Objective →
Transcribe everything in the data word for word. Pictures are left out.

(Dataset rows about figures)
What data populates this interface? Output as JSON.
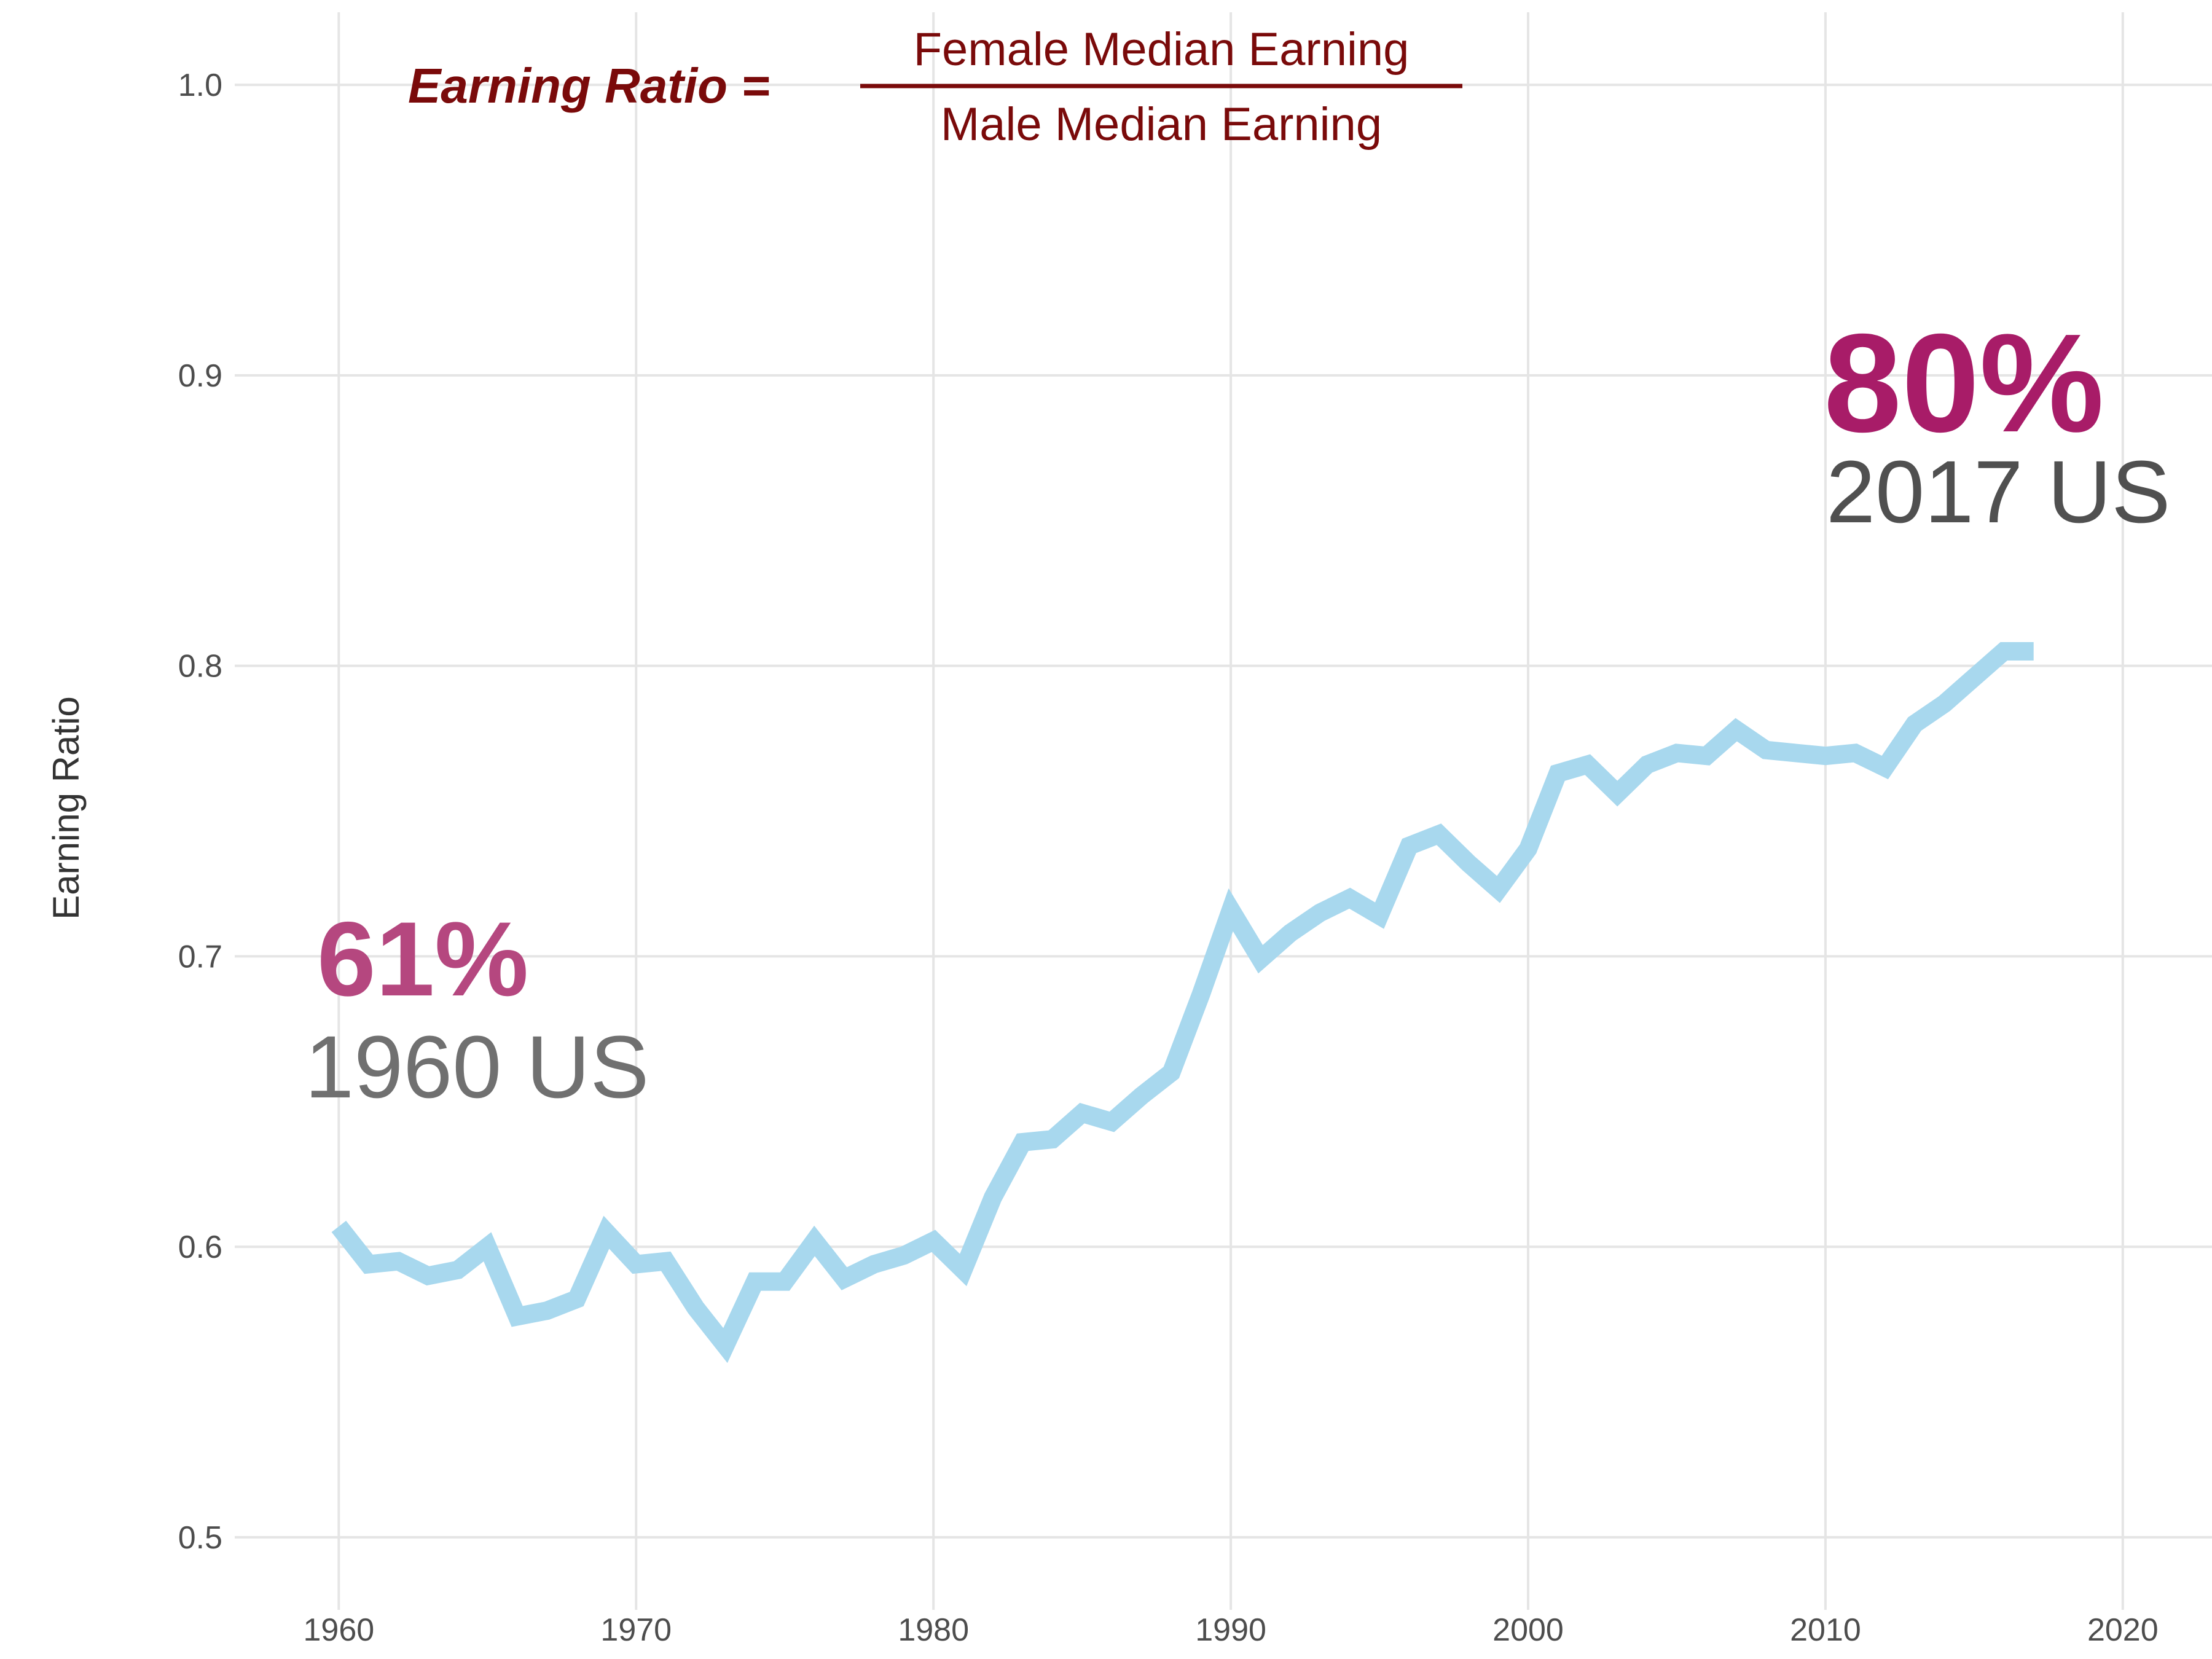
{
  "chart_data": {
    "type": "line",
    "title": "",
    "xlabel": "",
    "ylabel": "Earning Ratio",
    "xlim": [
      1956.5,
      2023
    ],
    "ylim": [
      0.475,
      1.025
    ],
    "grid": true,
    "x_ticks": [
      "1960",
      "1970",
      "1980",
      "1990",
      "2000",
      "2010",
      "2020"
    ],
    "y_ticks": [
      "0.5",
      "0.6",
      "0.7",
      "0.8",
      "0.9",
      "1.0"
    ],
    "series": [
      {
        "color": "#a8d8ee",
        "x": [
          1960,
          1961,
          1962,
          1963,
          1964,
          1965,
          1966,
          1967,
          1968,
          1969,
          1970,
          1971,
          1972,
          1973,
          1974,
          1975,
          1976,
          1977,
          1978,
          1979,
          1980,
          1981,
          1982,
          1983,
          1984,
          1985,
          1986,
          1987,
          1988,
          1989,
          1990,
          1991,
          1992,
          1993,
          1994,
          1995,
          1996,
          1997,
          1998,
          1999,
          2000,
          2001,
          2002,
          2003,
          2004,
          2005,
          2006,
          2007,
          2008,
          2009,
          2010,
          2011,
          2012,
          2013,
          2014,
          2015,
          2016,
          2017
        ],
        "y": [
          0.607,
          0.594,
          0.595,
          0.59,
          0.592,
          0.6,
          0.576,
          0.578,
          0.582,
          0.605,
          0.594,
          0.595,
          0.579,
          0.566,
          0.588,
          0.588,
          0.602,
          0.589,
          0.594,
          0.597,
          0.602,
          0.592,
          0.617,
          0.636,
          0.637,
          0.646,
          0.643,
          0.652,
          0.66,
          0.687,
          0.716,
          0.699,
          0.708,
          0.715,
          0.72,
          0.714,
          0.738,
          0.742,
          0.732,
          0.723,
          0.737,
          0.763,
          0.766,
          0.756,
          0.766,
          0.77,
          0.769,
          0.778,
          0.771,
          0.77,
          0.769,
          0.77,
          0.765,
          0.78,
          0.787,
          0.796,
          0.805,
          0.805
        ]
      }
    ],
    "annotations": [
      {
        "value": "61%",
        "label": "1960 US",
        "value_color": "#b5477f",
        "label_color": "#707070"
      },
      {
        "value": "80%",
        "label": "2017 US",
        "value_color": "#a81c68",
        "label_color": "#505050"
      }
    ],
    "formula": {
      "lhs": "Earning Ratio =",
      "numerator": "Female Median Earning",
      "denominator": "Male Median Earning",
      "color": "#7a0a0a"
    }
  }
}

Answer below →
What data populates this interface? Output as JSON.
{
  "chart_data": {
    "type": "line",
    "title": "",
    "xlabel": "",
    "ylabel": "Earning Ratio",
    "xlim": [
      1956.5,
      2023
    ],
    "ylim": [
      0.475,
      1.025
    ],
    "grid": true,
    "x_ticks": [
      "1960",
      "1970",
      "1980",
      "1990",
      "2000",
      "2010",
      "2020"
    ],
    "y_ticks": [
      "0.5",
      "0.6",
      "0.7",
      "0.8",
      "0.9",
      "1.0"
    ],
    "series": [
      {
        "color": "#a8d8ee",
        "x": [
          1960,
          1961,
          1962,
          1963,
          1964,
          1965,
          1966,
          1967,
          1968,
          1969,
          1970,
          1971,
          1972,
          1973,
          1974,
          1975,
          1976,
          1977,
          1978,
          1979,
          1980,
          1981,
          1982,
          1983,
          1984,
          1985,
          1986,
          1987,
          1988,
          1989,
          1990,
          1991,
          1992,
          1993,
          1994,
          1995,
          1996,
          1997,
          1998,
          1999,
          2000,
          2001,
          2002,
          2003,
          2004,
          2005,
          2006,
          2007,
          2008,
          2009,
          2010,
          2011,
          2012,
          2013,
          2014,
          2015,
          2016,
          2017
        ],
        "y": [
          0.607,
          0.594,
          0.595,
          0.59,
          0.592,
          0.6,
          0.576,
          0.578,
          0.582,
          0.605,
          0.594,
          0.595,
          0.579,
          0.566,
          0.588,
          0.588,
          0.602,
          0.589,
          0.594,
          0.597,
          0.602,
          0.592,
          0.617,
          0.636,
          0.637,
          0.646,
          0.643,
          0.652,
          0.66,
          0.687,
          0.716,
          0.699,
          0.708,
          0.715,
          0.72,
          0.714,
          0.738,
          0.742,
          0.732,
          0.723,
          0.737,
          0.763,
          0.766,
          0.756,
          0.766,
          0.77,
          0.769,
          0.778,
          0.771,
          0.77,
          0.769,
          0.77,
          0.765,
          0.78,
          0.787,
          0.796,
          0.805,
          0.805
        ]
      }
    ],
    "annotations": [
      {
        "value": "61%",
        "label": "1960 US",
        "value_color": "#b5477f",
        "label_color": "#707070"
      },
      {
        "value": "80%",
        "label": "2017 US",
        "value_color": "#a81c68",
        "label_color": "#505050"
      }
    ],
    "formula": {
      "lhs": "Earning Ratio =",
      "numerator": "Female Median Earning",
      "denominator": "Male Median Earning",
      "color": "#7a0a0a"
    }
  }
}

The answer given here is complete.